SOURCE EXTRACT:
# Newbies heading to France!!!



## 119846 (Jan 26, 2009)

Hi all! we bought our first motorhome last summer and really enjoyed some weekends away in UK...nothing too daring...even a couple of haven sites for safety sake!!! Anyways, this August we (me, hubby and 7 year old son) are fancying a 10 day break in France. Being new to it all, we again don't want to be too brave, but would love 
a) some sunshine 
b) a site with lots to do for kids...he's really sociable but an only child so loves to meet friends
c) not get too stressed
Living in north east, we are pretty flexible as to where to sail from, and would really appreciate any advice. I must sound like a coward, but for someone who's only ever taken conventional villa + flight holidays, it's a huge step :roll: 
Thanks guys,
J


----------



## geraldandannie (Jun 4, 2006)

Welcome to MotorhomeFacts, Joannie  

And well done for getting your first post in the correct forum :wink:

Being 10 days, you wouldn't want to go too far South. I would suggest somewhere to the upper left - perhaps Brittany, or Pays de la Loire. Île de Ré is nice, as is the Vendée. I would suggest somewhere close to the sea, where you are likely to find fully-featured family campsites.

Gerald


----------



## UncleNorm (May 1, 2005)

Welcome Joannie to MotorhomeFacts. I hope you stay with us awhile, you will learn a lot about the joys of motorhoming. We can offer a huge depth of experience and expertise. You want an answer - ask the question.

Panic not about going to France. Gerald has offered some starters but, seriously, you could help yourself much more by becoming a subscriber to this site. It will cost £10 for a year, but it will allow you to use the search facility, as well as taking advantage of the many discounts that subscribers can access. You'll soon recoup your money!

EXERCISE TASKS:
1/ Decide whether each statement agrees with the forum thread, answering yes or no and quoting the words that settle it: (a) the family bought their first motorhome last summer; (b) Gerald advises going far south because the trip lasts 10 days; (c) a year's subscription to the site costs £10.
2/ Copy the forum thread from "Panic not about" to "recoup your money!", substituting "special offers" for "discounts".
3/ Turn the paragraph of the forum thread that begins "Being 10 days" into a short list that keeps its main facts.
The data that comes next is drawn from a separate source.

DATA PROVIDED:
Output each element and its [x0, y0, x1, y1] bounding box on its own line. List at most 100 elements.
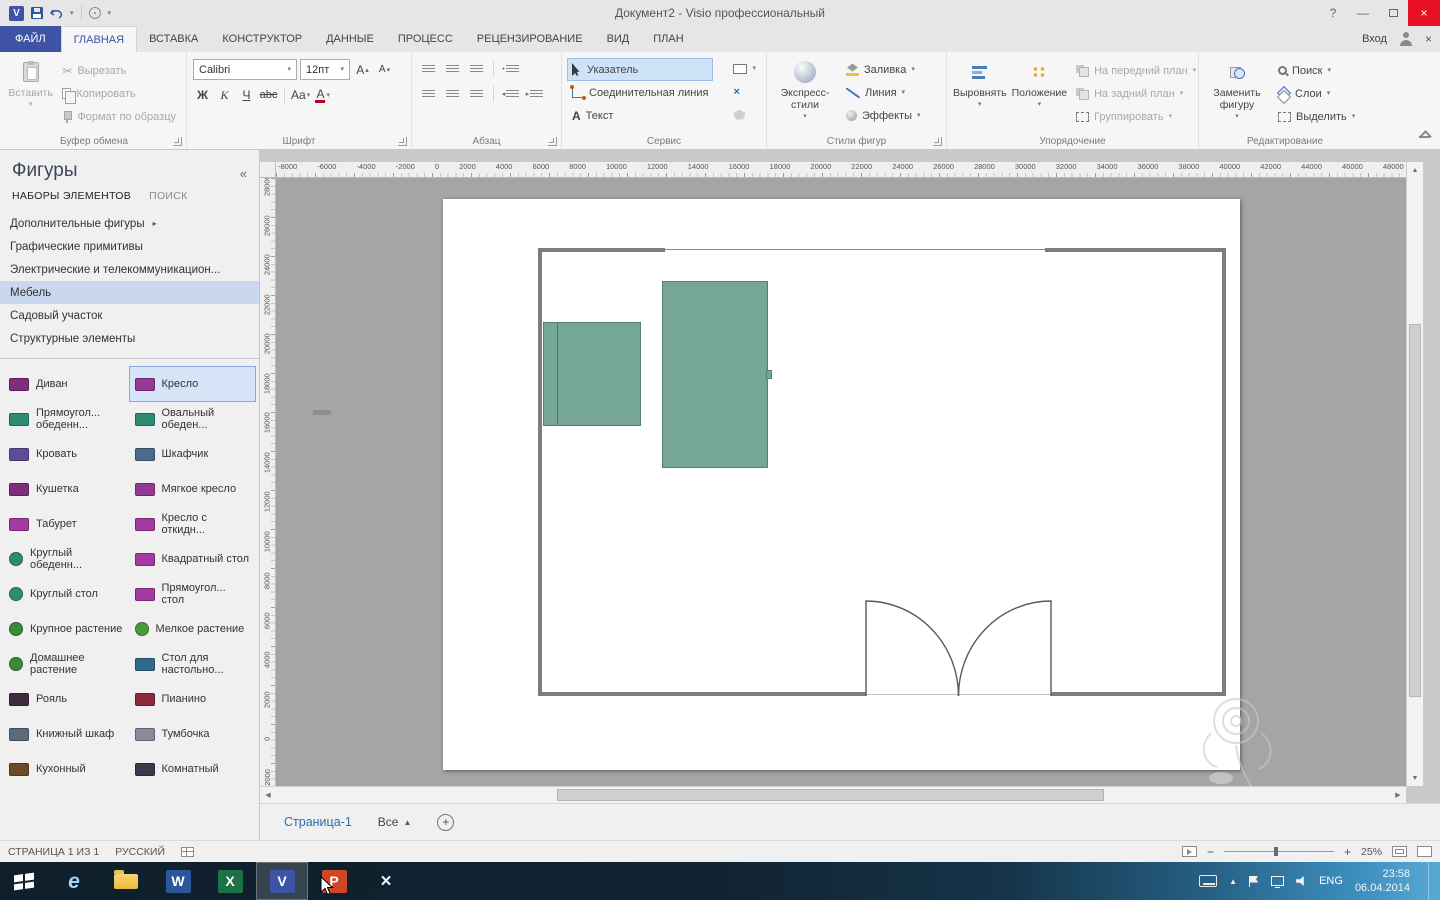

EXERCISE ANSWERS:
1/
(a) Yes: "we bought our first motorhome last summer"
(b) No: "Being 10 days, you wouldn't want to go too far South."
(c) Yes: "It will cost £10 for a year"

2/
Panic not about going to France. Gerald has offered some starters but, seriously, you could help yourself much more by becoming a subscriber to this site. It will cost £10 for a year, but it will allow you to use the search facility, as well as taking advantage of the many special offers that subscribers can access. You'll soon recoup your money!

3/
- With only 10 days, avoid going too far south.
- Aim for the upper left of France, such as Brittany or Pays de la Loire.
- Île de Ré and the Vendée are also nice.
- Choose somewhere close to the sea, where fully-featured family campsites are likely.